:: EXERCISE BRIEF ::
Set the listing down again in full, word for word, with the pictures left out.

::::

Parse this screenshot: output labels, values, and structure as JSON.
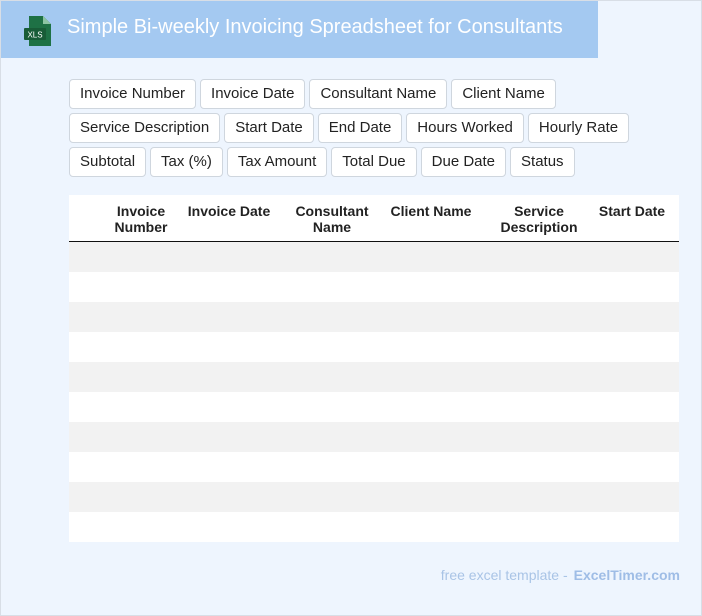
{
  "header": {
    "title": "Simple Bi-weekly Invoicing Spreadsheet for Consultants"
  },
  "fields": [
    "Invoice Number",
    "Invoice Date",
    "Consultant Name",
    "Client Name",
    "Service Description",
    "Start Date",
    "End Date",
    "Hours Worked",
    "Hourly Rate",
    "Subtotal",
    "Tax (%)",
    "Tax Amount",
    "Total Due",
    "Due Date",
    "Status"
  ],
  "table": {
    "headers": [
      "Invoice Number",
      "Invoice Date",
      "Consultant Name",
      "Client Name",
      "Service Description",
      "Start Date"
    ]
  },
  "footer": {
    "text": "free excel template -",
    "site": "ExcelTimer.com"
  }
}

::::

:: RESULT OF THIS TASK ::
Parse this screenshot: output labels, values, and structure as JSON.
{
  "header": {
    "title": "Simple Bi-weekly Invoicing Spreadsheet for Consultants"
  },
  "fields": [
    "Invoice Number",
    "Invoice Date",
    "Consultant Name",
    "Client Name",
    "Service Description",
    "Start Date",
    "End Date",
    "Hours Worked",
    "Hourly Rate",
    "Subtotal",
    "Tax (%)",
    "Tax Amount",
    "Total Due",
    "Due Date",
    "Status"
  ],
  "table": {
    "headers": [
      "Invoice Number",
      "Invoice Date",
      "Consultant Name",
      "Client Name",
      "Service Description",
      "Start Date"
    ]
  },
  "footer": {
    "text": "free excel template -",
    "site": "ExcelTimer.com"
  }
}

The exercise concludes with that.